▸ **Task goal**
Identify every line in the records below that contains the word "screenshot", and reproduce each one.

***** Stored data *****

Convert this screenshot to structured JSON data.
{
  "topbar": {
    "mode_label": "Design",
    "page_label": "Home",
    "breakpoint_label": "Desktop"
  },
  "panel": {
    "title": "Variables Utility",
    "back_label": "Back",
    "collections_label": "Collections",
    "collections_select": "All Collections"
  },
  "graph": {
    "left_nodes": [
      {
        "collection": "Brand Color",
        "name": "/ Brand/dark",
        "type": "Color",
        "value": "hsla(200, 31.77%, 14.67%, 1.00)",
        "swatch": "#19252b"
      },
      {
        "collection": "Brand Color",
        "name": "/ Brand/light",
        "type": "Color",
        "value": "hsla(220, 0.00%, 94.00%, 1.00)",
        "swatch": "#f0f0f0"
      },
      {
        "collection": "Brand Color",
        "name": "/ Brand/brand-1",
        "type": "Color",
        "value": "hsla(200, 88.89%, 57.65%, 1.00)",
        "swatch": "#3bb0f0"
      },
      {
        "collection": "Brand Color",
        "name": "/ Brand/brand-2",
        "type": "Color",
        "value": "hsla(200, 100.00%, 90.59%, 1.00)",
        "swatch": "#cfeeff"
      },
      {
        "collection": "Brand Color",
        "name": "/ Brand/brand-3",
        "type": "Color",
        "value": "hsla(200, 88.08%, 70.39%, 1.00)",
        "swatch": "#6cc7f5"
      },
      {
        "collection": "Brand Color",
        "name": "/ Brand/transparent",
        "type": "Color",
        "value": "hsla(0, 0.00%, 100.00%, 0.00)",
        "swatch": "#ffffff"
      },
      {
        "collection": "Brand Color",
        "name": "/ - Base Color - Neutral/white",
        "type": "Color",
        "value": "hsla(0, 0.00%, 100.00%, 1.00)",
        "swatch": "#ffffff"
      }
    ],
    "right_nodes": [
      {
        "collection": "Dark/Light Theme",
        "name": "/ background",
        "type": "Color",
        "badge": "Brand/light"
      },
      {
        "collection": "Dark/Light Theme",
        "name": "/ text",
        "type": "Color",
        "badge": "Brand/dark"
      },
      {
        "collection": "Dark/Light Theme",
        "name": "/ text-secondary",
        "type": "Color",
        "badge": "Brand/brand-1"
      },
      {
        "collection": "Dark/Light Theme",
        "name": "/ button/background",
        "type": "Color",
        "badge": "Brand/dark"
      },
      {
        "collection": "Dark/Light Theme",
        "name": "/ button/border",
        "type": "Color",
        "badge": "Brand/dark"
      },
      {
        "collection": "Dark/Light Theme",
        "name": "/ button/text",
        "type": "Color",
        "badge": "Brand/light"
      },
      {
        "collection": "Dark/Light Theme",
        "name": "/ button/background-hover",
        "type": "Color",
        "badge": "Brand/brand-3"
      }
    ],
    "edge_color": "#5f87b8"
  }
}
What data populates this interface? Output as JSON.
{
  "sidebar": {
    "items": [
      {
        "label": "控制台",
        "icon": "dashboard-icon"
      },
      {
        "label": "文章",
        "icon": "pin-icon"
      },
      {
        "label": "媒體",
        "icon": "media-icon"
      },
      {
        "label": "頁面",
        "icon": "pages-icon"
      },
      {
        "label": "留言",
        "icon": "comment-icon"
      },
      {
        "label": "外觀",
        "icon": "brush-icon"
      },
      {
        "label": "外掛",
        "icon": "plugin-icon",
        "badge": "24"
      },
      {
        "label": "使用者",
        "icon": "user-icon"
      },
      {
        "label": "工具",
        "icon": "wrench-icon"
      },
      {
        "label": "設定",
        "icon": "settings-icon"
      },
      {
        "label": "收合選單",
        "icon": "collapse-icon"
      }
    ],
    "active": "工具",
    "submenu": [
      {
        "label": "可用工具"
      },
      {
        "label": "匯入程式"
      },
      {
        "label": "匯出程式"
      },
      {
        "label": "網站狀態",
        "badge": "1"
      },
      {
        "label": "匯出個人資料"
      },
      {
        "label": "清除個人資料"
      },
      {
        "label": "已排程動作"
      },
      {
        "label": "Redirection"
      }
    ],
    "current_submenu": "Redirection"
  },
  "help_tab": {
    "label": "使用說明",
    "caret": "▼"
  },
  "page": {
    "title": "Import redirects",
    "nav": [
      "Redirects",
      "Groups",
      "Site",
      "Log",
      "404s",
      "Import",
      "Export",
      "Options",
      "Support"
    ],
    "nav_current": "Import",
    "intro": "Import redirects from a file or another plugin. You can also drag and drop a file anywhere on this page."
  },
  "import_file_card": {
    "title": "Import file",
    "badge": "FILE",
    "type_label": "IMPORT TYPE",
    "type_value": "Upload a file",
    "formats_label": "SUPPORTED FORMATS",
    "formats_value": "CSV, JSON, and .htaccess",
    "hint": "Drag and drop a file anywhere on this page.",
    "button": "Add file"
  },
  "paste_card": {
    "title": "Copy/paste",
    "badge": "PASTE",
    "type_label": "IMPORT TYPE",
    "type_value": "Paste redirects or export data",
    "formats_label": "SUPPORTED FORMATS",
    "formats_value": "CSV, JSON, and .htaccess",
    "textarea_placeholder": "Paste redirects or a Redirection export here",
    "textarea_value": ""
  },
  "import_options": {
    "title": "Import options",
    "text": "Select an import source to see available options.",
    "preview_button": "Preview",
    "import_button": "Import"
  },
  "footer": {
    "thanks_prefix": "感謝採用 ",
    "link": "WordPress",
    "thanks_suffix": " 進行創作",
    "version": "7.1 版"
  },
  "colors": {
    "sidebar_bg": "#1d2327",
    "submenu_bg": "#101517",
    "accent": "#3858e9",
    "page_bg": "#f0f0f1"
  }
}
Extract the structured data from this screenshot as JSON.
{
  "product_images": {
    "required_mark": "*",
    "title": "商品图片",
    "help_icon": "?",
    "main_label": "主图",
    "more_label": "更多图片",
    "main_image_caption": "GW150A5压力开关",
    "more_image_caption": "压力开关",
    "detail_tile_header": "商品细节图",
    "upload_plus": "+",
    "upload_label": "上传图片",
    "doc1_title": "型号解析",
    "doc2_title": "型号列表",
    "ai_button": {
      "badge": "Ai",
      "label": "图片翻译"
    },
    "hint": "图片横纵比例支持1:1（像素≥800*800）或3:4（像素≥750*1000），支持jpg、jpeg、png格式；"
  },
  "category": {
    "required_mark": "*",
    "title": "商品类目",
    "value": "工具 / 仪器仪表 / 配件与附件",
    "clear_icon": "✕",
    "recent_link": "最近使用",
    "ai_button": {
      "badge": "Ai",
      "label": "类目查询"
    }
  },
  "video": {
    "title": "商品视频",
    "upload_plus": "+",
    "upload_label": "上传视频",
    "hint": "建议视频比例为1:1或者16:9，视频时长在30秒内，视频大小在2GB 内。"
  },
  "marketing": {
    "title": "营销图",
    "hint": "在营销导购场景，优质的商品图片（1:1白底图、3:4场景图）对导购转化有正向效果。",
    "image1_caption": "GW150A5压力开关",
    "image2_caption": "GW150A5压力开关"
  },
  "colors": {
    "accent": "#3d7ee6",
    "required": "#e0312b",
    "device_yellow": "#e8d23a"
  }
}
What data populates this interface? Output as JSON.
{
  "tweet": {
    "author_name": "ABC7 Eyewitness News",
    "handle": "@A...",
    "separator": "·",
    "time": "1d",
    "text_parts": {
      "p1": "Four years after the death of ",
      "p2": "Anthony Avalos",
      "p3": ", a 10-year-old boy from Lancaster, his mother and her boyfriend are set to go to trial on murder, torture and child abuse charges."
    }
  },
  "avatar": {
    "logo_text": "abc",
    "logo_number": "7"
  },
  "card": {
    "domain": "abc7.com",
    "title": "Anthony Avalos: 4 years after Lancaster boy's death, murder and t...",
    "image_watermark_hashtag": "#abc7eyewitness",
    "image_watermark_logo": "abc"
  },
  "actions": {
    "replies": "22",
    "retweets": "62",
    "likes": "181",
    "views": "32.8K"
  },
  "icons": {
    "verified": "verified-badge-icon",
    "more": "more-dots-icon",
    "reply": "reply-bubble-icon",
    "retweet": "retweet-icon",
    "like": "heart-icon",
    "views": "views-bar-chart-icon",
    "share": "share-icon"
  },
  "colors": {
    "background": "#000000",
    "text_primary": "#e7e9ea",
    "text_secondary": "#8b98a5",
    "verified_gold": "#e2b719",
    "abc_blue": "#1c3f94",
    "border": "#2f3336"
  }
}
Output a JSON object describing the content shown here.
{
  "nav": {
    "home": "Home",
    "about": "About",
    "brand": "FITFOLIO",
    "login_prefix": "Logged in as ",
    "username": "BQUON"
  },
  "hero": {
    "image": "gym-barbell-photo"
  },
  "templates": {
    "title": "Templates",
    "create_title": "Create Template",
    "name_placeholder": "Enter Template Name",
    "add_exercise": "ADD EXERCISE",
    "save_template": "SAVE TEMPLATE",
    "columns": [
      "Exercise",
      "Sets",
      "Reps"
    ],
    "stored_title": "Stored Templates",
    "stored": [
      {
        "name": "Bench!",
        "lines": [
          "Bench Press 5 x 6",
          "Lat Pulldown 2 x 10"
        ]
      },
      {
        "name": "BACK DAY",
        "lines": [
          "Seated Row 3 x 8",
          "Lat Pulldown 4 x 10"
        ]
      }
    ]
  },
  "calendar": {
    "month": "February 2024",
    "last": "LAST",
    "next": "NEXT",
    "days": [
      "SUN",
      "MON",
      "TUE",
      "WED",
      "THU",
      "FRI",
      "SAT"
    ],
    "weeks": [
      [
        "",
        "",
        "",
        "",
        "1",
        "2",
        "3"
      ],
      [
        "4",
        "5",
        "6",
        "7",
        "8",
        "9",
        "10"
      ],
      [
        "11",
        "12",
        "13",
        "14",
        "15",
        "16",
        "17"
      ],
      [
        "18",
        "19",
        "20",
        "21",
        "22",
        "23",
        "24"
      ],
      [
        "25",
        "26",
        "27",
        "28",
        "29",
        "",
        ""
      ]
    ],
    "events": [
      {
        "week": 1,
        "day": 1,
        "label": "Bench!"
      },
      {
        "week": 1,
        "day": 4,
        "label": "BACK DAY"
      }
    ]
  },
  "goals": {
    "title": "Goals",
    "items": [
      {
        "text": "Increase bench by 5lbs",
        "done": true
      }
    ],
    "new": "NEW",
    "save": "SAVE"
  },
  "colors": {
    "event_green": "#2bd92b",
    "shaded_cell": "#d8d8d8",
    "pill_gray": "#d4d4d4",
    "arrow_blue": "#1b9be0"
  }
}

*****

▸ **Result below**
Convert this screenshot to structured JSON data.
Extract the structured data from this screenshot as JSON.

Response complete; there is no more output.